> Exercise: Write out, please, the line containing "Read all visible content and emit it as JSON." together with all lines after it, up to and including the last one, with no other output.

> Entries provided:
----

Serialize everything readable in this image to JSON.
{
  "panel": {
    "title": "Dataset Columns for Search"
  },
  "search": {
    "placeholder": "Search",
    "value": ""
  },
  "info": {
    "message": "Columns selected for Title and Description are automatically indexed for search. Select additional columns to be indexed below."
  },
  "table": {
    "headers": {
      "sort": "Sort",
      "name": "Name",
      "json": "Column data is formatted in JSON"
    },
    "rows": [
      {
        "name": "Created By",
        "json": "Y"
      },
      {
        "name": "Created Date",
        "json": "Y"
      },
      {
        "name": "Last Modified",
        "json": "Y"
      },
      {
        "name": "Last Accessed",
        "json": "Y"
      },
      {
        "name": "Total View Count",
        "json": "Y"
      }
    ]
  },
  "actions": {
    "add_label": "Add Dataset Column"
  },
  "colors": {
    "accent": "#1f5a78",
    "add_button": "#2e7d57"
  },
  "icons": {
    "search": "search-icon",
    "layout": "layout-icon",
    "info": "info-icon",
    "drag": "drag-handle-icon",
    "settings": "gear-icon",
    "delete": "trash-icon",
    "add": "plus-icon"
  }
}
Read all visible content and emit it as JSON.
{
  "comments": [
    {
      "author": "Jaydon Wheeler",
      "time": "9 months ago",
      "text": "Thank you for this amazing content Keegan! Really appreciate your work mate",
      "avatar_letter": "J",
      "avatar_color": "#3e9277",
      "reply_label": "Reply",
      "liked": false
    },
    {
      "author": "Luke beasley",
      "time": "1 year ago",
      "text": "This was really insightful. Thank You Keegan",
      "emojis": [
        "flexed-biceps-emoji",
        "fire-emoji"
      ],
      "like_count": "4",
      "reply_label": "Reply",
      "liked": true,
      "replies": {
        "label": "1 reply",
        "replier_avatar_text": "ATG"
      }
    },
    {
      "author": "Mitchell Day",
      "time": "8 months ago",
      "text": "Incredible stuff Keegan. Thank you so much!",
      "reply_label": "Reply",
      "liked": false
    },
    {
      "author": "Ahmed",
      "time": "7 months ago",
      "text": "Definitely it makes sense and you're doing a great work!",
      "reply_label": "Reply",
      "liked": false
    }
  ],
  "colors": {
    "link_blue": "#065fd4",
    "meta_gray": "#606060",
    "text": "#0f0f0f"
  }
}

----

> Solution to the exercise:
Read all visible content and emit it as JSON.
{
  "comments": [
    {
      "author": "Jaydon Wheeler",
      "time": "9 months ago",
      "text": "Thank you for this amazing content Keegan! Really appreciate your work mate",
      "avatar_letter": "J",
      "avatar_color": "#3e9277",
      "reply_label": "Reply",
      "liked": false
    },
    {
      "author": "Luke beasley",
      "time": "1 year ago",
      "text": "This was really insightful. Thank You Keegan",
      "emojis": [
        "flexed-biceps-emoji",
        "fire-emoji"
      ],
      "like_count": "4",
      "reply_label": "Reply",
      "liked": true,
      "replies": {
        "label": "1 reply",
        "replier_avatar_text": "ATG"
      }
    },
    {
      "author": "Mitchell Day",
      "time": "8 months ago",
      "text": "Incredible stuff Keegan. Thank you so much!",
      "reply_label": "Reply",
      "liked": false
    },
    {
      "author": "Ahmed",
      "time": "7 months ago",
      "text": "Definitely it makes sense and you're doing a great work!",
      "reply_label": "Reply",
      "liked": false
    }
  ],
  "colors": {
    "link_blue": "#065fd4",
    "meta_gray": "#606060",
    "text": "#0f0f0f"
  }
}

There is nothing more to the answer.